_Problem to solve_
Show each line of the records below that contains the word "elements", treating uppercase and lowercase as different.

Part of a data file
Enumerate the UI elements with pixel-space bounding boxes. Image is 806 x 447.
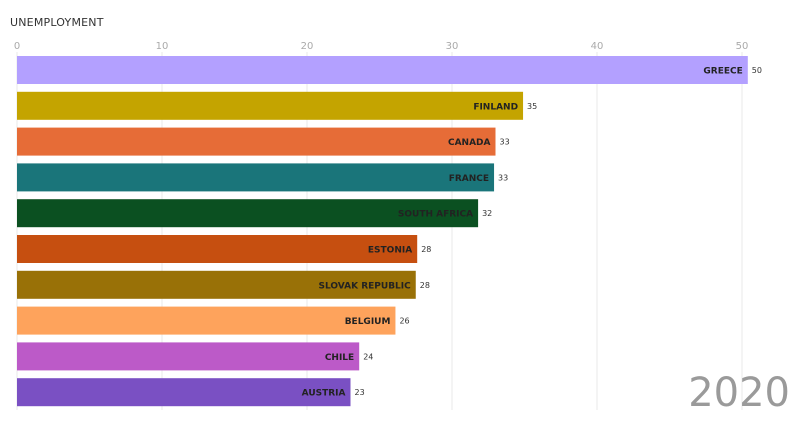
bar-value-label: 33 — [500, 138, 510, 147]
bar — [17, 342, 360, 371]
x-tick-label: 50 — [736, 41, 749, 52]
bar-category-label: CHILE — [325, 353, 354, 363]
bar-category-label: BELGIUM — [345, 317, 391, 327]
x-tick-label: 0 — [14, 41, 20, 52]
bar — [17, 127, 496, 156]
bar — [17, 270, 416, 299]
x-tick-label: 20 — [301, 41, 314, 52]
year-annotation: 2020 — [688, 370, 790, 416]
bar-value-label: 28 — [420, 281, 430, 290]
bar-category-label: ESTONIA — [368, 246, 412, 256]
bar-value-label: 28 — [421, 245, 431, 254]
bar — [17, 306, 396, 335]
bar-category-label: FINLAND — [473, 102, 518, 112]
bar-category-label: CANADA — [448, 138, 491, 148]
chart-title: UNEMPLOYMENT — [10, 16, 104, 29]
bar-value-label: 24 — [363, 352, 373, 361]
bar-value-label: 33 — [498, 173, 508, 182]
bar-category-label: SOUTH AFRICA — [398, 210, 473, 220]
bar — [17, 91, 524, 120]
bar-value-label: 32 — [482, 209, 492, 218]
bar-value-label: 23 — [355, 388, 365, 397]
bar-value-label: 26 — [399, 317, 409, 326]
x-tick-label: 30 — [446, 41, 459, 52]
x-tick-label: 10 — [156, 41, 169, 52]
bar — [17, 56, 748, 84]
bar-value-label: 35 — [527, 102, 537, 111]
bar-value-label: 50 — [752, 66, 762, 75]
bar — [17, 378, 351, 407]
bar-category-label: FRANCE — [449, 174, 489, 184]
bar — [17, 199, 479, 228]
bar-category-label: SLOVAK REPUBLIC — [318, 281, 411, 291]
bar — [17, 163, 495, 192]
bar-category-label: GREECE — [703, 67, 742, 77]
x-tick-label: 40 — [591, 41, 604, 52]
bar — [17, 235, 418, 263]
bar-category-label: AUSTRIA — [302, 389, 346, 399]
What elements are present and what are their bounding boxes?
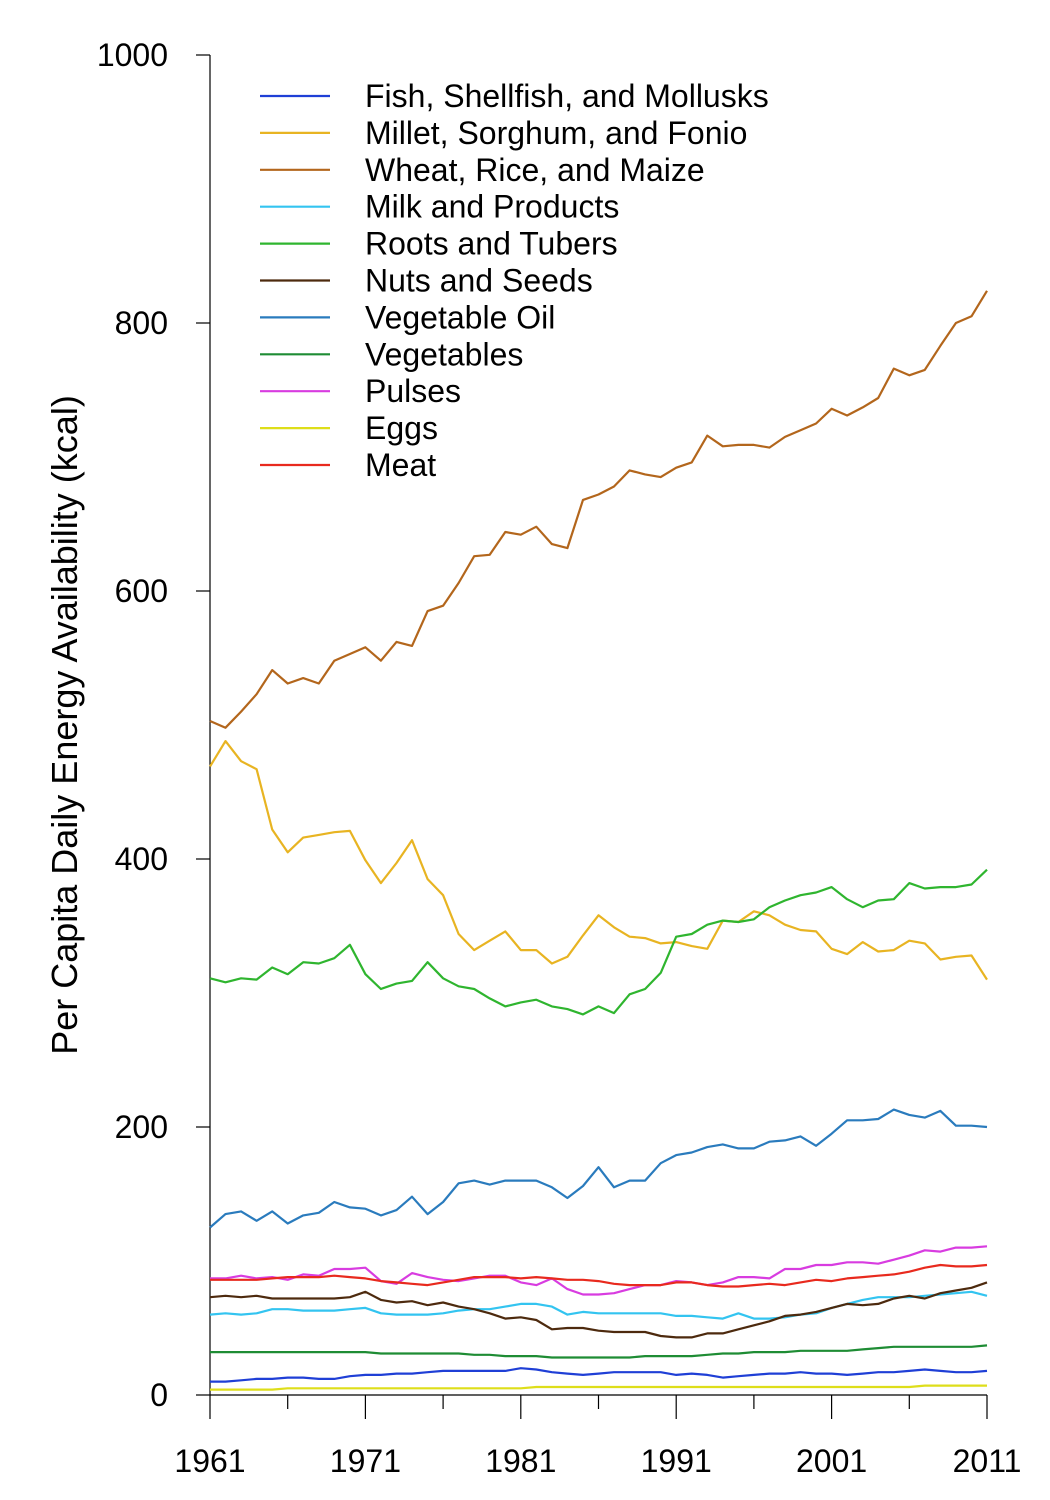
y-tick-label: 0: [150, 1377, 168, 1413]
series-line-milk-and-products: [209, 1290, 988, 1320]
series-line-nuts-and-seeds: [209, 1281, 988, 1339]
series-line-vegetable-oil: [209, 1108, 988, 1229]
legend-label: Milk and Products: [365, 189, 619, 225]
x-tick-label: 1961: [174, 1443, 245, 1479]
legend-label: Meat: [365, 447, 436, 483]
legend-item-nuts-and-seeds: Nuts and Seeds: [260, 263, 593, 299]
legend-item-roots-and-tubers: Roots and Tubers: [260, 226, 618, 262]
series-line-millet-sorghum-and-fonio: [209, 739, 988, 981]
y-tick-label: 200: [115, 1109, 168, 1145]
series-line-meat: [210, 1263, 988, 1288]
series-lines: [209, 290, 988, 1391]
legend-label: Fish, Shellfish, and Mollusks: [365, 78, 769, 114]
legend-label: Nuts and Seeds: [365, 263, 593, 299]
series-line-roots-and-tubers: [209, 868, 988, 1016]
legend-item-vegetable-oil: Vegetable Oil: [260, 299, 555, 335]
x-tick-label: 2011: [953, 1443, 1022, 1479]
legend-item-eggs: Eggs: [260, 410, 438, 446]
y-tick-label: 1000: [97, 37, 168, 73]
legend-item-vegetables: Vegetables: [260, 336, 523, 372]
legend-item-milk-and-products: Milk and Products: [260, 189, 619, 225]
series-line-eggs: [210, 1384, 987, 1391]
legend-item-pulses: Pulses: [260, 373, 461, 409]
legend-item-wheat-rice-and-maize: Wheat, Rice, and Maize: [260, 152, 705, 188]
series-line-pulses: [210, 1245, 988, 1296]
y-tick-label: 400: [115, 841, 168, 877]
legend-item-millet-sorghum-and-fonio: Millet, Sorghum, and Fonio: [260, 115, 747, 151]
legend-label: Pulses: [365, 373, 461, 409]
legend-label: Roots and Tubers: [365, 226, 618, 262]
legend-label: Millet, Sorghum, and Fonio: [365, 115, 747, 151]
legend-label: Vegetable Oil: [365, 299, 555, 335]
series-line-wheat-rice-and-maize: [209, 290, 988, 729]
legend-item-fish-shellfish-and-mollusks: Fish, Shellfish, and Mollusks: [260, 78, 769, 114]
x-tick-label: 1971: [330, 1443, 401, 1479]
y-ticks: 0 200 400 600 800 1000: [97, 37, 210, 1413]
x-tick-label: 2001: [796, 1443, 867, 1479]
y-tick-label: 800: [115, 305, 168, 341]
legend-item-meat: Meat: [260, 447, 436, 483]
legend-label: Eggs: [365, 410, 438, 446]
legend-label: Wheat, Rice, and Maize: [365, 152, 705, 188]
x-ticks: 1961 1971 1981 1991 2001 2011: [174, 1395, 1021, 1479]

_Result of this task_
Enumerate the UI elements with pixel-space bounding boxes. Image is 806 x 447.
What elements are present and what are their bounding boxes?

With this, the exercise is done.